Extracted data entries
■ ■ ■
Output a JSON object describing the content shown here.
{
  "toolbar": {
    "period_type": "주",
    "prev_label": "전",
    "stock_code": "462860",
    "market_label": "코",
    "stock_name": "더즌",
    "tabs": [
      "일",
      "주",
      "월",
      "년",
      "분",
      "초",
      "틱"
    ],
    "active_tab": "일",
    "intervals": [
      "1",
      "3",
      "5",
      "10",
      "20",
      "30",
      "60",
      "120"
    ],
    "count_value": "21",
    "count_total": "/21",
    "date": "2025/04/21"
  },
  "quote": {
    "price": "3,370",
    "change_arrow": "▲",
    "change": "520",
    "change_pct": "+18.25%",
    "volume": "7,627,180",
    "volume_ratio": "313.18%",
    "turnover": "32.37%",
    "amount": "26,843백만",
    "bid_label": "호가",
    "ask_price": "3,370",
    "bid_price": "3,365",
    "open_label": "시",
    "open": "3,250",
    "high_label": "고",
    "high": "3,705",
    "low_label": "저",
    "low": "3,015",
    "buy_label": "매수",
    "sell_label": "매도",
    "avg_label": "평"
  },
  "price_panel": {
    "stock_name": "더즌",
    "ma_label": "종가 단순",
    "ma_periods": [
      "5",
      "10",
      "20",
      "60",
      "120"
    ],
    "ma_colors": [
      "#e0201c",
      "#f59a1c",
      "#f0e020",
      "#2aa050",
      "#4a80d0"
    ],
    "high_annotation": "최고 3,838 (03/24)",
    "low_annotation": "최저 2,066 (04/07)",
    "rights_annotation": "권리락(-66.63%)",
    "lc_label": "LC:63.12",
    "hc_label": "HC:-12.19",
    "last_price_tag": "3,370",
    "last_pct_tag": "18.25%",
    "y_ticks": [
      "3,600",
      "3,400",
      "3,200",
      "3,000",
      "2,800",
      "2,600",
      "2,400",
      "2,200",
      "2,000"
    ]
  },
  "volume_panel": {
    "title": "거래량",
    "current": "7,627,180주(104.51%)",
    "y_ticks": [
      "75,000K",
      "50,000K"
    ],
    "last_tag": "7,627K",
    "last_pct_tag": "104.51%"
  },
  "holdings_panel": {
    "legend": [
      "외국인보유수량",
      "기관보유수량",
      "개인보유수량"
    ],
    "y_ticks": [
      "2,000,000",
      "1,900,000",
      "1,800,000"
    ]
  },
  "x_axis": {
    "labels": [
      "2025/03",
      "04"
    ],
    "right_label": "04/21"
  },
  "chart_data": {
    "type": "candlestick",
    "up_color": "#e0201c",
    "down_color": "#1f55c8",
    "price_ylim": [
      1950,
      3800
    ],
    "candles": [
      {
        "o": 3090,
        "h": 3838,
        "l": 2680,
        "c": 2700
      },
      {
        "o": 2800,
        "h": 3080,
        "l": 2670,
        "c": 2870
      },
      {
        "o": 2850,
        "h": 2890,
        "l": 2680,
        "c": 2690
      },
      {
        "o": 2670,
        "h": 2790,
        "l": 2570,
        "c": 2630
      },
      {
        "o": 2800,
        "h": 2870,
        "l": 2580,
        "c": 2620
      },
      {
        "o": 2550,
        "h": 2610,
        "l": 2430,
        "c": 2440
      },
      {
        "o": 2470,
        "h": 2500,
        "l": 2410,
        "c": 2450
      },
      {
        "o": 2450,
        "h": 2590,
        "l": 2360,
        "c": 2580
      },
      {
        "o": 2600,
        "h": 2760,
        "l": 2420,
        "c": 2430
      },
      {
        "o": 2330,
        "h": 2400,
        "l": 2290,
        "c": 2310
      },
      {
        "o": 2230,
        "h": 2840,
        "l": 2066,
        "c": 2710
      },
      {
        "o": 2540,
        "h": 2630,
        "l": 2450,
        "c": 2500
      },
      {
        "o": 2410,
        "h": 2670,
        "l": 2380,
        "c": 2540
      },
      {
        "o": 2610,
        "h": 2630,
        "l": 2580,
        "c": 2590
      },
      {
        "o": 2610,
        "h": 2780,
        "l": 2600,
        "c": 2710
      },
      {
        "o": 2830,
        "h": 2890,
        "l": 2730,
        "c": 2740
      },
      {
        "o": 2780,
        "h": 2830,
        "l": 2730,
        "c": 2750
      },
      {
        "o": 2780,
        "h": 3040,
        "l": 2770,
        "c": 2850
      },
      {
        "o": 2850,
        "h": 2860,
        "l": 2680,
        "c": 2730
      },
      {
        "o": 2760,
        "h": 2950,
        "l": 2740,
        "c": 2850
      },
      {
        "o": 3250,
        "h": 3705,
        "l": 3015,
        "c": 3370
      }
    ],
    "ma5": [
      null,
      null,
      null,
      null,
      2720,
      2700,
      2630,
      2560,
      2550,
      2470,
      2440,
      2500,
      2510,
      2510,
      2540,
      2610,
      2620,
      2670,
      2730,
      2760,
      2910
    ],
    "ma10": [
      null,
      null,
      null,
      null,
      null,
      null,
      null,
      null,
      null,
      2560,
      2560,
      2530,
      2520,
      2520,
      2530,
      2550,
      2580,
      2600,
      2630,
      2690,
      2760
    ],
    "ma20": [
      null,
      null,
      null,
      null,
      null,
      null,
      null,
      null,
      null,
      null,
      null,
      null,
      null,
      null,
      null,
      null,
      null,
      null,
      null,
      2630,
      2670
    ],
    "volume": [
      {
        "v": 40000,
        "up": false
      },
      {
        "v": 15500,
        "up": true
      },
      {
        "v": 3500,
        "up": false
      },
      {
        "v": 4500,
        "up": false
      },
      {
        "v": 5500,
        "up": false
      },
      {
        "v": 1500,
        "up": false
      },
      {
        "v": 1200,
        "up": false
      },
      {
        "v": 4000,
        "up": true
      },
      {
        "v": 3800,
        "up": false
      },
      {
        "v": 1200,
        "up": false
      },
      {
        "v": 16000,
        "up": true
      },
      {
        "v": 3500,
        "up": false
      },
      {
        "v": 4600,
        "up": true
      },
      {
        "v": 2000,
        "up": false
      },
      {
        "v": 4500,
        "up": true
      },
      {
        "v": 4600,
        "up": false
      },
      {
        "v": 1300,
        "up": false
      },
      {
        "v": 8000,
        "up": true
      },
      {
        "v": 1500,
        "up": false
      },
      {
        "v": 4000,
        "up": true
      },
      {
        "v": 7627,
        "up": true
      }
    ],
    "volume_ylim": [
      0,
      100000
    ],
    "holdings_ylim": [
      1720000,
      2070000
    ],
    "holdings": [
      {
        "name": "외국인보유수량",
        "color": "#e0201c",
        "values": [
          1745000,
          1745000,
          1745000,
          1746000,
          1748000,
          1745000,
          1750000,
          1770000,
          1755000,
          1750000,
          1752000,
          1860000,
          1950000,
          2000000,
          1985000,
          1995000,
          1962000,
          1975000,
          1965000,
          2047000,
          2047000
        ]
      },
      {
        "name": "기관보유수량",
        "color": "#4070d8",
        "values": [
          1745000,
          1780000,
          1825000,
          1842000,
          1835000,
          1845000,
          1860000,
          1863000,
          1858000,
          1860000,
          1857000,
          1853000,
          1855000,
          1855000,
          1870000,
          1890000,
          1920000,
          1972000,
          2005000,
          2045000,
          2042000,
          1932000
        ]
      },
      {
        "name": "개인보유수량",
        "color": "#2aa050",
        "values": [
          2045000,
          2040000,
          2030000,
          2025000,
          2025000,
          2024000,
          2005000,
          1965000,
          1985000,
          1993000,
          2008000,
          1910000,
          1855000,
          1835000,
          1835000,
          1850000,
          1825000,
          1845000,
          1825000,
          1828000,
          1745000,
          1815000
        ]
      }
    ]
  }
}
■ ■ ■
• **What is asked**: From the records above, extract everything verbatim.

• **Task answer**:
Output a JSON object describing the content shown here.
{
  "toolbar": {
    "period_type": "주",
    "prev_label": "전",
    "stock_code": "462860",
    "market_label": "코",
    "stock_name": "더즌",
    "tabs": [
      "일",
      "주",
      "월",
      "년",
      "분",
      "초",
      "틱"
    ],
    "active_tab": "일",
    "intervals": [
      "1",
      "3",
      "5",
      "10",
      "20",
      "30",
      "60",
      "120"
    ],
    "count_value": "21",
    "count_total": "/21",
    "date": "2025/04/21"
  },
  "quote": {
    "price": "3,370",
    "change_arrow": "▲",
    "change": "520",
    "change_pct": "+18.25%",
    "volume": "7,627,180",
    "volume_ratio": "313.18%",
    "turnover": "32.37%",
    "amount": "26,843백만",
    "bid_label": "호가",
    "ask_price": "3,370",
    "bid_price": "3,365",
    "open_label": "시",
    "open": "3,250",
    "high_label": "고",
    "high": "3,705",
    "low_label": "저",
    "low": "3,015",
    "buy_label": "매수",
    "sell_label": "매도",
    "avg_label": "평"
  },
  "price_panel": {
    "stock_name": "더즌",
    "ma_label": "종가 단순",
    "ma_periods": [
      "5",
      "10",
      "20",
      "60",
      "120"
    ],
    "ma_colors": [
      "#e0201c",
      "#f59a1c",
      "#f0e020",
      "#2aa050",
      "#4a80d0"
    ],
    "high_annotation": "최고 3,838 (03/24)",
    "low_annotation": "최저 2,066 (04/07)",
    "rights_annotation": "권리락(-66.63%)",
    "lc_label": "LC:63.12",
    "hc_label": "HC:-12.19",
    "last_price_tag": "3,370",
    "last_pct_tag": "18.25%",
    "y_ticks": [
      "3,600",
      "3,400",
      "3,200",
      "3,000",
      "2,800",
      "2,600",
      "2,400",
      "2,200",
      "2,000"
    ]
  },
  "volume_panel": {
    "title": "거래량",
    "current": "7,627,180주(104.51%)",
    "y_ticks": [
      "75,000K",
      "50,000K"
    ],
    "last_tag": "7,627K",
    "last_pct_tag": "104.51%"
  },
  "holdings_panel": {
    "legend": [
      "외국인보유수량",
      "기관보유수량",
      "개인보유수량"
    ],
    "y_ticks": [
      "2,000,000",
      "1,900,000",
      "1,800,000"
    ]
  },
  "x_axis": {
    "labels": [
      "2025/03",
      "04"
    ],
    "right_label": "04/21"
  },
  "chart_data": {
    "type": "candlestick",
    "up_color": "#e0201c",
    "down_color": "#1f55c8",
    "price_ylim": [
      1950,
      3800
    ],
    "candles": [
      {
        "o": 3090,
        "h": 3838,
        "l": 2680,
        "c": 2700
      },
      {
        "o": 2800,
        "h": 3080,
        "l": 2670,
        "c": 2870
      },
      {
        "o": 2850,
        "h": 2890,
        "l": 2680,
        "c": 2690
      },
      {
        "o": 2670,
        "h": 2790,
        "l": 2570,
        "c": 2630
      },
      {
        "o": 2800,
        "h": 2870,
        "l": 2580,
        "c": 2620
      },
      {
        "o": 2550,
        "h": 2610,
        "l": 2430,
        "c": 2440
      },
      {
        "o": 2470,
        "h": 2500,
        "l": 2410,
        "c": 2450
      },
      {
        "o": 2450,
        "h": 2590,
        "l": 2360,
        "c": 2580
      },
      {
        "o": 2600,
        "h": 2760,
        "l": 2420,
        "c": 2430
      },
      {
        "o": 2330,
        "h": 2400,
        "l": 2290,
        "c": 2310
      },
      {
        "o": 2230,
        "h": 2840,
        "l": 2066,
        "c": 2710
      },
      {
        "o": 2540,
        "h": 2630,
        "l": 2450,
        "c": 2500
      },
      {
        "o": 2410,
        "h": 2670,
        "l": 2380,
        "c": 2540
      },
      {
        "o": 2610,
        "h": 2630,
        "l": 2580,
        "c": 2590
      },
      {
        "o": 2610,
        "h": 2780,
        "l": 2600,
        "c": 2710
      },
      {
        "o": 2830,
        "h": 2890,
        "l": 2730,
        "c": 2740
      },
      {
        "o": 2780,
        "h": 2830,
        "l": 2730,
        "c": 2750
      },
      {
        "o": 2780,
        "h": 3040,
        "l": 2770,
        "c": 2850
      },
      {
        "o": 2850,
        "h": 2860,
        "l": 2680,
        "c": 2730
      },
      {
        "o": 2760,
        "h": 2950,
        "l": 2740,
        "c": 2850
      },
      {
        "o": 3250,
        "h": 3705,
        "l": 3015,
        "c": 3370
      }
    ],
    "ma5": [
      null,
      null,
      null,
      null,
      2720,
      2700,
      2630,
      2560,
      2550,
      2470,
      2440,
      2500,
      2510,
      2510,
      2540,
      2610,
      2620,
      2670,
      2730,
      2760,
      2910
    ],
    "ma10": [
      null,
      null,
      null,
      null,
      null,
      null,
      null,
      null,
      null,
      2560,
      2560,
      2530,
      2520,
      2520,
      2530,
      2550,
      2580,
      2600,
      2630,
      2690,
      2760
    ],
    "ma20": [
      null,
      null,
      null,
      null,
      null,
      null,
      null,
      null,
      null,
      null,
      null,
      null,
      null,
      null,
      null,
      null,
      null,
      null,
      null,
      2630,
      2670
    ],
    "volume": [
      {
        "v": 40000,
        "up": false
      },
      {
        "v": 15500,
        "up": true
      },
      {
        "v": 3500,
        "up": false
      },
      {
        "v": 4500,
        "up": false
      },
      {
        "v": 5500,
        "up": false
      },
      {
        "v": 1500,
        "up": false
      },
      {
        "v": 1200,
        "up": false
      },
      {
        "v": 4000,
        "up": true
      },
      {
        "v": 3800,
        "up": false
      },
      {
        "v": 1200,
        "up": false
      },
      {
        "v": 16000,
        "up": true
      },
      {
        "v": 3500,
        "up": false
      },
      {
        "v": 4600,
        "up": true
      },
      {
        "v": 2000,
        "up": false
      },
      {
        "v": 4500,
        "up": true
      },
      {
        "v": 4600,
        "up": false
      },
      {
        "v": 1300,
        "up": false
      },
      {
        "v": 8000,
        "up": true
      },
      {
        "v": 1500,
        "up": false
      },
      {
        "v": 4000,
        "up": true
      },
      {
        "v": 7627,
        "up": true
      }
    ],
    "volume_ylim": [
      0,
      100000
    ],
    "holdings_ylim": [
      1720000,
      2070000
    ],
    "holdings": [
      {
        "name": "외국인보유수량",
        "color": "#e0201c",
        "values": [
          1745000,
          1745000,
          1745000,
          1746000,
          1748000,
          1745000,
          1750000,
          1770000,
          1755000,
          1750000,
          1752000,
          1860000,
          1950000,
          2000000,
          1985000,
          1995000,
          1962000,
          1975000,
          1965000,
          2047000,
          2047000
        ]
      },
      {
        "name": "기관보유수량",
        "color": "#4070d8",
        "values": [
          1745000,
          1780000,
          1825000,
          1842000,
          1835000,
          1845000,
          1860000,
          1863000,
          1858000,
          1860000,
          1857000,
          1853000,
          1855000,
          1855000,
          1870000,
          1890000,
          1920000,
          1972000,
          2005000,
          2045000,
          2042000,
          1932000
        ]
      },
      {
        "name": "개인보유수량",
        "color": "#2aa050",
        "values": [
          2045000,
          2040000,
          2030000,
          2025000,
          2025000,
          2024000,
          2005000,
          1965000,
          1985000,
          1993000,
          2008000,
          1910000,
          1855000,
          1835000,
          1835000,
          1850000,
          1825000,
          1845000,
          1825000,
          1828000,
          1745000,
          1815000
        ]
      }
    ]
  }
}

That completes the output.